» **Exercise directions**:
Take each line containing the word "Dependiendo" and copy it.

________________________

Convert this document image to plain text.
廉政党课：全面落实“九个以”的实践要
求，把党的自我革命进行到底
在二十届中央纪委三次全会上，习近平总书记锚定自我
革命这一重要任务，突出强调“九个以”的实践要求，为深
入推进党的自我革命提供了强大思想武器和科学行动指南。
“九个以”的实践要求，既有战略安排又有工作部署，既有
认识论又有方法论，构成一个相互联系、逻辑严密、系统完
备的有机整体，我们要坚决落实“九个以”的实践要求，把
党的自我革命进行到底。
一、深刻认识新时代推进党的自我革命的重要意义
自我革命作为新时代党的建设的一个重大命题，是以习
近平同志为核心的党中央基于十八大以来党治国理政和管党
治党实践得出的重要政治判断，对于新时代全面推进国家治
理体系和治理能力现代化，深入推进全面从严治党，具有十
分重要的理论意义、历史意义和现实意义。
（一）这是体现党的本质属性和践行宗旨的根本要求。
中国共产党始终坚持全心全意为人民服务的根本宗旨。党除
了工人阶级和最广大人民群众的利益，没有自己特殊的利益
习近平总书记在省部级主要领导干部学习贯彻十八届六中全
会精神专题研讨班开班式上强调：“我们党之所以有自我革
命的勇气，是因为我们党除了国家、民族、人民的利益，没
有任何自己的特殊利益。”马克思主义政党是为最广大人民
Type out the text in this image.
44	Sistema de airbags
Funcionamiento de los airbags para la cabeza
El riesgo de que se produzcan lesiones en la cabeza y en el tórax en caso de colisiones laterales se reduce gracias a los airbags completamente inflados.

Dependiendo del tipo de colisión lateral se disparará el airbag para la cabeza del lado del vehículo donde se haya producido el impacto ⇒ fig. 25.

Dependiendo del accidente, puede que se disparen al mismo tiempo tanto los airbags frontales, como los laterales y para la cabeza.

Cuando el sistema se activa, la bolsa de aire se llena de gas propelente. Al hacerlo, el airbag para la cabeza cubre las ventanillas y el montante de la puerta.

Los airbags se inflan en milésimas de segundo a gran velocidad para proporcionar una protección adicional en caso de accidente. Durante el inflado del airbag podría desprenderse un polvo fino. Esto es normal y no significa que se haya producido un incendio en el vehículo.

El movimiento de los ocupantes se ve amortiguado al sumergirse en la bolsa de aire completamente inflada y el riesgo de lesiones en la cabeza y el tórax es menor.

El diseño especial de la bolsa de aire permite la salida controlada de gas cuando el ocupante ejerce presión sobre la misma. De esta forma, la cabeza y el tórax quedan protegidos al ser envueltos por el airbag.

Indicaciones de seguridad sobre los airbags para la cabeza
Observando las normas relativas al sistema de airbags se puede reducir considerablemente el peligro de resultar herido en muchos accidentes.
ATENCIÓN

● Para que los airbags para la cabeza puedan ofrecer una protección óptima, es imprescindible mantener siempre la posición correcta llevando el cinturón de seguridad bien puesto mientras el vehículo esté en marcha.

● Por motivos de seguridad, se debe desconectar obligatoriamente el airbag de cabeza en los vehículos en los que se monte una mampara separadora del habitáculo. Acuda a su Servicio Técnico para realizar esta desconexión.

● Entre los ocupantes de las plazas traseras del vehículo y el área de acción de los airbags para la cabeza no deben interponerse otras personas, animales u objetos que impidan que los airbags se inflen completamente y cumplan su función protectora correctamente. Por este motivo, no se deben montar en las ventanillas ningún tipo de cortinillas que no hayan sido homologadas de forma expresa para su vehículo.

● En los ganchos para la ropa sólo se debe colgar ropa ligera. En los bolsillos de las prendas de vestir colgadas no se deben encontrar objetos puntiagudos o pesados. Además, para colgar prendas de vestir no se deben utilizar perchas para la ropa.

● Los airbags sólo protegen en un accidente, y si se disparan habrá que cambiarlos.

________________________

» **Exercise solution**:
Dependiendo del tipo de colisión lateral se disparará el airbag para la cabeza del lado del vehículo donde se haya producido el impacto ⇒ fig. 25.
Dependiendo del accidente, puede que se disparen al mismo tiempo tanto los airbags frontales, como los laterales y para la cabeza.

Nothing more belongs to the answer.